→ **Input for this task**:
^^^^^^^^

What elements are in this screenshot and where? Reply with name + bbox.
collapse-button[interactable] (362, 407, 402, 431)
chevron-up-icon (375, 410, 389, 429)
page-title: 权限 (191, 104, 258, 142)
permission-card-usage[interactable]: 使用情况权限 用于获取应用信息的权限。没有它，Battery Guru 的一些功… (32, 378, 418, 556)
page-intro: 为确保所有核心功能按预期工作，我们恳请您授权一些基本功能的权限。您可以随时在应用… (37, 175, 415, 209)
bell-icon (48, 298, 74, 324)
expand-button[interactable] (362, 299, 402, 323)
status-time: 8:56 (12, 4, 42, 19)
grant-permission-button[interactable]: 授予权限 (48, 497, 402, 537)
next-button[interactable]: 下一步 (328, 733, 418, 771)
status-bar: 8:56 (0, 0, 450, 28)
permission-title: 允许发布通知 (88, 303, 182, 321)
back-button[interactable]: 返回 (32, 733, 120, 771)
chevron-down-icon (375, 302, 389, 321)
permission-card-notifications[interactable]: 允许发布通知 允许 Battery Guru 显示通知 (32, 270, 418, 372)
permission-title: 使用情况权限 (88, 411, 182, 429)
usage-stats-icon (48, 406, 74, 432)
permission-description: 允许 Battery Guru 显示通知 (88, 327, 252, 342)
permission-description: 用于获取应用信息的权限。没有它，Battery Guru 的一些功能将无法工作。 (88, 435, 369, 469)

^^^^^^^^

→ **Stated problem**:
Count how many lines in the data above contain the string "Guru", treating uppercase and lowercase as different, and reply with only that number.

→ **Written solution**:
4